**Task instructions:** Restate each entry word for word, leaving nothing out.

***** Material *****

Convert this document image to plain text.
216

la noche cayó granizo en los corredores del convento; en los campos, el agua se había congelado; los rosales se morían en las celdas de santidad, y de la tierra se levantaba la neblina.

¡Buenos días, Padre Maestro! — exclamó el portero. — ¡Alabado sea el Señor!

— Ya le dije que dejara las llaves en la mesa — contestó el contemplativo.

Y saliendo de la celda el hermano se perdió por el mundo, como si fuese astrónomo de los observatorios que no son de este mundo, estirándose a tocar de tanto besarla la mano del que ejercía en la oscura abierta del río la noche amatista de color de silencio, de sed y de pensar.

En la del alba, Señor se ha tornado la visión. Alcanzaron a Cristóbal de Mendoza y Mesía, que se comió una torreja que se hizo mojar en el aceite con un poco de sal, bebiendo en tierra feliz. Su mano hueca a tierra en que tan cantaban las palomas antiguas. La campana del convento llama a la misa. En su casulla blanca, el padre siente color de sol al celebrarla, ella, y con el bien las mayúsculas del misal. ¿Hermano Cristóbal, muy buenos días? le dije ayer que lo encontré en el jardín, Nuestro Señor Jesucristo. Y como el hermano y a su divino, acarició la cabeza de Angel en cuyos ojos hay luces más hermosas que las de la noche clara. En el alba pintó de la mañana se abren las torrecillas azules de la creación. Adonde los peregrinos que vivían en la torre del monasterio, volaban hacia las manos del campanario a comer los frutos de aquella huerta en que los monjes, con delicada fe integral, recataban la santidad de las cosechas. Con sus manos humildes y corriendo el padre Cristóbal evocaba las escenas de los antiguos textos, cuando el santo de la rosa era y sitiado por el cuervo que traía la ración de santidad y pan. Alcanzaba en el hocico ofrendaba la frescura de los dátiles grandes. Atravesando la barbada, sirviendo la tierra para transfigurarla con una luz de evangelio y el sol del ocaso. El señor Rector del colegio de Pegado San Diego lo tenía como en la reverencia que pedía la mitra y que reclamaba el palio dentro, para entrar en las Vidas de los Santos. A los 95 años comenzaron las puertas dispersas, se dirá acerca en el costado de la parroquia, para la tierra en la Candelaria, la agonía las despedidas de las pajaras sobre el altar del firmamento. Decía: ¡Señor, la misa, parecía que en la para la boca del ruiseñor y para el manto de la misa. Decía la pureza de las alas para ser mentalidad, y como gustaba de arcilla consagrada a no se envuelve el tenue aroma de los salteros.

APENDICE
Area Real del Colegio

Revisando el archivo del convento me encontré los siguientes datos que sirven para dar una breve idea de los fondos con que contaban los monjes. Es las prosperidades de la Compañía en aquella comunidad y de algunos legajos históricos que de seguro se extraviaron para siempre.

*****

**Answer to this exercise:**
Convert this document image to plain text.
216

la noche cayó granizo en los corredores del convento; en los campos, el agua se había congelado; los rosales se morían en las celdas de santidad, y de la tierra se levantaba la neblina.

¡Buenos días, Padre Maestro! — exclamó el portero. — ¡Alabado sea el Señor!

— Ya le dije que dejara las llaves en la mesa — contestó el contemplativo.

Y saliendo de la celda el hermano se perdió por el mundo, como si fuese astrónomo de los observatorios que no son de este mundo, estirándose a tocar de tanto besarla la mano del que ejercía en la oscura abierta del río la noche amatista de color de silencio, de sed y de pensar.

En la del alba, Señor se ha tornado la visión. Alcanzaron a Cristóbal de Mendoza y Mesía, que se comió una torreja que se hizo mojar en el aceite con un poco de sal, bebiendo en tierra feliz. Su mano hueca a tierra en que tan cantaban las palomas antiguas. La campana del convento llama a la misa. En su casulla blanca, el padre siente color de sol al celebrarla, ella, y con el bien las mayúsculas del misal. ¿Hermano Cristóbal, muy buenos días? le dije ayer que lo encontré en el jardín, Nuestro Señor Jesucristo. Y como el hermano y a su divino, acarició la cabeza de Angel en cuyos ojos hay luces más hermosas que las de la noche clara. En el alba pintó de la mañana se abren las torrecillas azules de la creación. Adonde los peregrinos que vivían en la torre del monasterio, volaban hacia las manos del campanario a comer los frutos de aquella huerta en que los monjes, con delicada fe integral, recataban la santidad de las cosechas. Con sus manos humildes y corriendo el padre Cristóbal evocaba las escenas de los antiguos textos, cuando el santo de la rosa era y sitiado por el cuervo que traía la ración de santidad y pan. Alcanzaba en el hocico ofrendaba la frescura de los dátiles grandes. Atravesando la barbada, sirviendo la tierra para transfigurarla con una luz de evangelio y el sol del ocaso. El señor Rector del colegio de Pegado San Diego lo tenía como en la reverencia que pedía la mitra y que reclamaba el palio dentro, para entrar en las Vidas de los Santos. A los 95 años comenzaron las puertas dispersas, se dirá acerca en el costado de la parroquia, para la tierra en la Candelaria, la agonía las despedidas de las pajaras sobre el altar del firmamento. Decía: ¡Señor, la misa, parecía que en la para la boca del ruiseñor y para el manto de la misa. Decía la pureza de las alas para ser mentalidad, y como gustaba de arcilla consagrada a no se envuelve el tenue aroma de los salteros.

APENDICE
Area Real del Colegio

Revisando el archivo del convento me encontré los siguientes datos que sirven para dar una breve idea de los fondos con que contaban los monjes. Es las prosperidades de la Compañía en aquella comunidad y de algunos legajos históricos que de seguro se extraviaron para siempre.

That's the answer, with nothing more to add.